(Data supplied begins)

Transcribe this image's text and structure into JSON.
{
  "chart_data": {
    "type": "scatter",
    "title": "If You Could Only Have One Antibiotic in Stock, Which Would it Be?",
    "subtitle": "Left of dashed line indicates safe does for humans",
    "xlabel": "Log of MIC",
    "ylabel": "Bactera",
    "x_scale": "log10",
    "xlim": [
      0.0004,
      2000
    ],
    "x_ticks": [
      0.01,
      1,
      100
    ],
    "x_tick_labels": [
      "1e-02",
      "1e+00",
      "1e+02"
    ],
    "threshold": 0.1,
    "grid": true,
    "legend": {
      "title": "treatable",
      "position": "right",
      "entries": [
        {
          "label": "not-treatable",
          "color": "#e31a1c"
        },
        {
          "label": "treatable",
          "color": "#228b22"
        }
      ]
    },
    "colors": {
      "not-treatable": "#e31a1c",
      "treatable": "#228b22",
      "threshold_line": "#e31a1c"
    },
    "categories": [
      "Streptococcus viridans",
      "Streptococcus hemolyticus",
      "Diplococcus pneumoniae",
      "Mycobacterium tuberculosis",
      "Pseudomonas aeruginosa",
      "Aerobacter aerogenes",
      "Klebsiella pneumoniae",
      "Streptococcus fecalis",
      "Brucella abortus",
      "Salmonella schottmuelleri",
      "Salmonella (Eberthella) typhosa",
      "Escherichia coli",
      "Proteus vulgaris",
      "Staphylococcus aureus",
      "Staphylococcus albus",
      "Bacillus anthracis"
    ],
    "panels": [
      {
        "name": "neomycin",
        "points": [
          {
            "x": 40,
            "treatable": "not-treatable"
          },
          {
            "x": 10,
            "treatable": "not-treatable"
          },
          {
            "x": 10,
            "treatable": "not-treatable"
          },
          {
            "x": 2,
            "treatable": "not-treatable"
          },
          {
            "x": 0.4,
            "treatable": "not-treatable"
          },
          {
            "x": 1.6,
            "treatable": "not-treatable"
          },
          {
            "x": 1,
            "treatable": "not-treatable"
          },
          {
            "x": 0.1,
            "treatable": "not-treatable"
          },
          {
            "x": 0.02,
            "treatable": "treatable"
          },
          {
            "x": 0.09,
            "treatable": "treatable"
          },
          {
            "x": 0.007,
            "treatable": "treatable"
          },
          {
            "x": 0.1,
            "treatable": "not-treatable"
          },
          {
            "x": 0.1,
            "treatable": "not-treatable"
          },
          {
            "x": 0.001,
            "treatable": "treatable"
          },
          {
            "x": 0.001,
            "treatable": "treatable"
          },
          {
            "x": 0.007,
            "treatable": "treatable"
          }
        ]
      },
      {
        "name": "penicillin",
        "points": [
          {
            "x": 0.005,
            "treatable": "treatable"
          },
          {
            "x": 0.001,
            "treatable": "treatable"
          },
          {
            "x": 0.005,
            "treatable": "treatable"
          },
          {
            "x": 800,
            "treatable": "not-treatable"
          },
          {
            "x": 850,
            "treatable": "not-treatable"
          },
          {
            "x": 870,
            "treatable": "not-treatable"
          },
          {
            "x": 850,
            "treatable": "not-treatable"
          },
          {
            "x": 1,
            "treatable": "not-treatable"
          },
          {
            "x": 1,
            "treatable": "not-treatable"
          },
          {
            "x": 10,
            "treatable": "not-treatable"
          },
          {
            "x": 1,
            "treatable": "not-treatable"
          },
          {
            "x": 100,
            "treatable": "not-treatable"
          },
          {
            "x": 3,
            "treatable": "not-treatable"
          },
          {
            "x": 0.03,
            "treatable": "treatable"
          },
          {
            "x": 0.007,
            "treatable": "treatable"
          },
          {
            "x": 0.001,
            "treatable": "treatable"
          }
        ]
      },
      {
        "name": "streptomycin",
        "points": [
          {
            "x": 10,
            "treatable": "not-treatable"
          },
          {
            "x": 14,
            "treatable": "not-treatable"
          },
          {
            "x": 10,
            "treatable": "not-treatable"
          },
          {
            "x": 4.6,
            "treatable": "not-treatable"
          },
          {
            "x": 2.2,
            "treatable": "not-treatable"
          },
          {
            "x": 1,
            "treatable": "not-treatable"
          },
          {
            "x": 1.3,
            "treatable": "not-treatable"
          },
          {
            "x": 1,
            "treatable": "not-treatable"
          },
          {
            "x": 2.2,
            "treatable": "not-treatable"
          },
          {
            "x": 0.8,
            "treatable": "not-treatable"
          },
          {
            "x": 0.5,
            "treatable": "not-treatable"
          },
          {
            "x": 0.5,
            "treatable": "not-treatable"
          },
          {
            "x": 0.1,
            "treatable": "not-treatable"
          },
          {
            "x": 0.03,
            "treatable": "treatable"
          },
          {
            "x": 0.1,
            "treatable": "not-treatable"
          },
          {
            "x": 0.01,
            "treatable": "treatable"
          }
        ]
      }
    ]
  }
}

(Data supplied ends)

• **Action item**: Go through the data above and return each line containing the string "name".

• **Solution to this problem**:
        "name": "neomycin",
        "name": "penicillin",
        "name": "streptomycin",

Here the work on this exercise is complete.